(Data items)
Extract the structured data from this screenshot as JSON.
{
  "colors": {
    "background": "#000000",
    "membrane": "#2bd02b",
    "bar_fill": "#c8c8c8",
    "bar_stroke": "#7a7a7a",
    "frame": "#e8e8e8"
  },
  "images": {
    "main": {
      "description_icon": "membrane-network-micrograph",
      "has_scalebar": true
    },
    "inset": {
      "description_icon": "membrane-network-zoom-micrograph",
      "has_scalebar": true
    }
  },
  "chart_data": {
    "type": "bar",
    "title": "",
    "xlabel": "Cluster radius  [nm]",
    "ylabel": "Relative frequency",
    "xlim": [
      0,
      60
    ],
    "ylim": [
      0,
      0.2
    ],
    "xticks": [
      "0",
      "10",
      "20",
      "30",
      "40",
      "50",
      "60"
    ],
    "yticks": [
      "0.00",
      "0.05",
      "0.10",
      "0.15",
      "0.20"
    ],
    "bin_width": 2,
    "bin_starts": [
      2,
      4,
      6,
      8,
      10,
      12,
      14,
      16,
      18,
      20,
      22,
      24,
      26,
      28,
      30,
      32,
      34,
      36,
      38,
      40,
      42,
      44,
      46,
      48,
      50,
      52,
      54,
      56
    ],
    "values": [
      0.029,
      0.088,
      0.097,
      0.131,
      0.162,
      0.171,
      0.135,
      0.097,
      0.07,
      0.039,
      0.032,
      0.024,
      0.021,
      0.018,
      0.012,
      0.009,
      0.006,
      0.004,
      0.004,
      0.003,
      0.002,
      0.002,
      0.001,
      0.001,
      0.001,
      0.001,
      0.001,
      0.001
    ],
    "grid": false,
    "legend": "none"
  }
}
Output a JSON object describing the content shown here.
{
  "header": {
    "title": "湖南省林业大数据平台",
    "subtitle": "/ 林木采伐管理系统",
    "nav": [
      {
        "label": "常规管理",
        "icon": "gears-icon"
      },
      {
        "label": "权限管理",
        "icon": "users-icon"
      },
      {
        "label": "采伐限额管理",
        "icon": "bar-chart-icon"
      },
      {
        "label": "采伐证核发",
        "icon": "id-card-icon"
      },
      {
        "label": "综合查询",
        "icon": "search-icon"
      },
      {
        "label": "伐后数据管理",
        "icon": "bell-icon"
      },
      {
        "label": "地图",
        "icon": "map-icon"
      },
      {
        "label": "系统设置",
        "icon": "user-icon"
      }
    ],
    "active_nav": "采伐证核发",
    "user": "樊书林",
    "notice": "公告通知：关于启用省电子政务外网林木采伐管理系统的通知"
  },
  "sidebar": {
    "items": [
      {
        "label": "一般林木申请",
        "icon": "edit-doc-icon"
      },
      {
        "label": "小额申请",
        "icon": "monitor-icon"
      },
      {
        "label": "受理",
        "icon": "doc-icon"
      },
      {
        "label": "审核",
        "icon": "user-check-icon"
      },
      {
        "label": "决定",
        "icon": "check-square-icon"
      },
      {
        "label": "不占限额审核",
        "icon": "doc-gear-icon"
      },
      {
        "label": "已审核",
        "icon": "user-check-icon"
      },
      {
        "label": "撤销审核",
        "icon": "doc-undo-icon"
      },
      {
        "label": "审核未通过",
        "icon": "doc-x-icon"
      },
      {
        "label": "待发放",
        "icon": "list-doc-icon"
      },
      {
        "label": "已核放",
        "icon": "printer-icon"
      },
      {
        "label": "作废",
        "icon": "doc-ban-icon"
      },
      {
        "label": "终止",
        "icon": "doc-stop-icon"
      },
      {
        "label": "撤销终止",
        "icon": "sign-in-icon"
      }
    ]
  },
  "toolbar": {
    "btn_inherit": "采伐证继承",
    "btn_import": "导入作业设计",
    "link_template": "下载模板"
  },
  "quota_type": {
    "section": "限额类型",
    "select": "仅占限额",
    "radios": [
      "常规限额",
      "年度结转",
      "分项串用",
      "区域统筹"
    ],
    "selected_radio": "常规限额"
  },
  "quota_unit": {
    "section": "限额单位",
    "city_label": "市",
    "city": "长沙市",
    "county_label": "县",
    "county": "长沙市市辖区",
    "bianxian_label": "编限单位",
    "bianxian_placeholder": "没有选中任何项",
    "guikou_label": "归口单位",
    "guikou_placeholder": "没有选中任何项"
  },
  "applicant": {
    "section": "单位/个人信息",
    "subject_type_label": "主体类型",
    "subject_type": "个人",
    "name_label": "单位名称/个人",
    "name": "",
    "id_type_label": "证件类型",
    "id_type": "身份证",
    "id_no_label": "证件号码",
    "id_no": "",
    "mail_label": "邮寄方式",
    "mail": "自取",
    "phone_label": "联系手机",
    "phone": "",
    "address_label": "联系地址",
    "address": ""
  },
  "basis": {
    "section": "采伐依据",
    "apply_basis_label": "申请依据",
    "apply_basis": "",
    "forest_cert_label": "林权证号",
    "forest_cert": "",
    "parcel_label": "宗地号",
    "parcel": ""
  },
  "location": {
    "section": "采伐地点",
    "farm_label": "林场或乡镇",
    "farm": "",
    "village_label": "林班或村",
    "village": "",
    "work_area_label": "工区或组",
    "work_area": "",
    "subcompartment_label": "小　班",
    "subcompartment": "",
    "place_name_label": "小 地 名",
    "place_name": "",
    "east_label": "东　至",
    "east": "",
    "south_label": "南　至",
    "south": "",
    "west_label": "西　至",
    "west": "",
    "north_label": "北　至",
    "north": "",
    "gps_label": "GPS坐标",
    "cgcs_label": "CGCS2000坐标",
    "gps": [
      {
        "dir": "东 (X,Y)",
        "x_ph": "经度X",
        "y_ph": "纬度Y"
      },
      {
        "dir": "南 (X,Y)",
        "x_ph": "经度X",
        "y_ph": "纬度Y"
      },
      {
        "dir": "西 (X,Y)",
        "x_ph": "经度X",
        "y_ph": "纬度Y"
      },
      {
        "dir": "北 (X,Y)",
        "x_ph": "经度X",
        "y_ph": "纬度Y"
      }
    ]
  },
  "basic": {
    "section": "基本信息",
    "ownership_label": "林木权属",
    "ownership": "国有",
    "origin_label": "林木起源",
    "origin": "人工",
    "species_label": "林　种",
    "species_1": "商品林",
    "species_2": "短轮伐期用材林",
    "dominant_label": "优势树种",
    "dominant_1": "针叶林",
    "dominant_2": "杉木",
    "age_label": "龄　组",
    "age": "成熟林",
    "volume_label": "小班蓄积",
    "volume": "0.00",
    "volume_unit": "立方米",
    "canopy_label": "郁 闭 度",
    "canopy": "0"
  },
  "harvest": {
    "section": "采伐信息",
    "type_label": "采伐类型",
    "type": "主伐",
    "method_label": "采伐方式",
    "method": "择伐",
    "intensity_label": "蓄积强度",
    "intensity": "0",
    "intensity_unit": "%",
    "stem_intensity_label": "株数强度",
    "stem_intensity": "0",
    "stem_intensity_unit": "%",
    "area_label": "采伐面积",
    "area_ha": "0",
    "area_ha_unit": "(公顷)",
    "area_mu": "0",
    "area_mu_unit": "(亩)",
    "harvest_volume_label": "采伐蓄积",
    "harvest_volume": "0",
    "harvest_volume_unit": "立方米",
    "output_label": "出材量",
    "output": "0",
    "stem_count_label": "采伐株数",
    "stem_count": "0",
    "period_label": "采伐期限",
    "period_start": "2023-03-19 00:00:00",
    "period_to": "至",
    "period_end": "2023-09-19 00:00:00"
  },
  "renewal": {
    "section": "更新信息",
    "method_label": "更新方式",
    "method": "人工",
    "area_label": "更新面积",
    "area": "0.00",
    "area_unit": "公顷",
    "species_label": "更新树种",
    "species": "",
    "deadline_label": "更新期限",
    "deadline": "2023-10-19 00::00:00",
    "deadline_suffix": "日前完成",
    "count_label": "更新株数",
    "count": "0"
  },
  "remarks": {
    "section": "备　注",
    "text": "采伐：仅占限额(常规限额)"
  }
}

TASK: Identify all lines in the records above with the word "没有选中任何项".

EXERCISE ANSWER:
    "bianxian_placeholder": "没有选中任何项",
    "guikou_placeholder": "没有选中任何项"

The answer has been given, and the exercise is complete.